# Task:
Each line that includes the string "right" counts once; give the total and nothing else.

# Excerpted data:
————————
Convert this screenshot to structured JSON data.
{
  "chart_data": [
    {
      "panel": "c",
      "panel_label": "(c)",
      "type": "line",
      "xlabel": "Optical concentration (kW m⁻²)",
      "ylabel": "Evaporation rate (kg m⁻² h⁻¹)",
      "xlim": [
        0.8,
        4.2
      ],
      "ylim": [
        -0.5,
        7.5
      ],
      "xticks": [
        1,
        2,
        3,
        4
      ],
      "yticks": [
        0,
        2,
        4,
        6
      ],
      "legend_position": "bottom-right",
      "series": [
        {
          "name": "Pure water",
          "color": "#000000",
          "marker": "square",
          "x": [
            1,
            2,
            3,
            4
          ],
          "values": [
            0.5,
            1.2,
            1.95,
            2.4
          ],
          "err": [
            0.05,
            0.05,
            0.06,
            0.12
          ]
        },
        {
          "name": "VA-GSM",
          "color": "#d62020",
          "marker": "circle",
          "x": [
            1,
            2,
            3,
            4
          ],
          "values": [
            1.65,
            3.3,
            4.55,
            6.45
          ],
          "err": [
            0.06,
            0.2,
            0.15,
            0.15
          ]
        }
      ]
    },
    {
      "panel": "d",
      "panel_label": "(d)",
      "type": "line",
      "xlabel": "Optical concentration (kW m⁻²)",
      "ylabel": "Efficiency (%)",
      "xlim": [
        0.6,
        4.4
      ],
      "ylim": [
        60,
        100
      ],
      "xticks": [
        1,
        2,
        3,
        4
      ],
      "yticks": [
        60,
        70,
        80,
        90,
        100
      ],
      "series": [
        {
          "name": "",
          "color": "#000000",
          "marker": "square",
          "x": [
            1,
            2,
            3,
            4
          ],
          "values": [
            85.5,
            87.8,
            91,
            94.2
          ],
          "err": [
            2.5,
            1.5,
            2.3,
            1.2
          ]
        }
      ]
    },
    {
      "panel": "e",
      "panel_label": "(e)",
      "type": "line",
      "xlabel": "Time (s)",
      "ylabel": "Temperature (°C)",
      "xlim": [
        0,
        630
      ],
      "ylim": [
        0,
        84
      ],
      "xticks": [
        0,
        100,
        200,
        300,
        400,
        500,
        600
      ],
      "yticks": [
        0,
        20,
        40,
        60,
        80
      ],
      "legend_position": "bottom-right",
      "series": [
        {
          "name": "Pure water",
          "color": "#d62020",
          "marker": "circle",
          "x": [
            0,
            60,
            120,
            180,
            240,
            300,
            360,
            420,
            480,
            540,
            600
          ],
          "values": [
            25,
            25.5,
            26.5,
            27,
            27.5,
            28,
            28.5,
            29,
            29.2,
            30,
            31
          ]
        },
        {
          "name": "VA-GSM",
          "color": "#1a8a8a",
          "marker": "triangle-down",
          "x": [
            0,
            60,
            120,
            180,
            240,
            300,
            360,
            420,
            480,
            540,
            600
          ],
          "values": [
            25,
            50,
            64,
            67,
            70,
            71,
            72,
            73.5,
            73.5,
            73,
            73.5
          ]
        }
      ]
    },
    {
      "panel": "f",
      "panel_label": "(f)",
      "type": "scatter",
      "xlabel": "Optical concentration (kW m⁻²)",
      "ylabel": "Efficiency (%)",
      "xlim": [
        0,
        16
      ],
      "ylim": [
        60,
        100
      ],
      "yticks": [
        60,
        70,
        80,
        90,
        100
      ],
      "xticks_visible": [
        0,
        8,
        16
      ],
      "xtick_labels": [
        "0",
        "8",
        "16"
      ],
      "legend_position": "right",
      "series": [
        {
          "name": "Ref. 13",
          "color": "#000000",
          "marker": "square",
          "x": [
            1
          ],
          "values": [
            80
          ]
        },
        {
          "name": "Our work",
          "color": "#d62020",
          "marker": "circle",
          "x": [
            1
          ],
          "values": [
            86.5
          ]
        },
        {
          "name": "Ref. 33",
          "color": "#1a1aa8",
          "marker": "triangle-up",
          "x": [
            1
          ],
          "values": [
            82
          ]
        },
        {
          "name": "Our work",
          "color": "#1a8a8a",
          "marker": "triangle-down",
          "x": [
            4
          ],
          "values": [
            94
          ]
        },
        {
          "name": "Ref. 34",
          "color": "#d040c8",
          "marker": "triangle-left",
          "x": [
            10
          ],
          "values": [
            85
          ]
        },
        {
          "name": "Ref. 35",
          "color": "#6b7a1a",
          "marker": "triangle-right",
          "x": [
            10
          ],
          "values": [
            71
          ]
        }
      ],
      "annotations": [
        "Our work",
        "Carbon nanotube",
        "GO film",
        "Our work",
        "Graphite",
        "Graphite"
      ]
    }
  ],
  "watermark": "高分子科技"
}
————————
# Exercise result:
4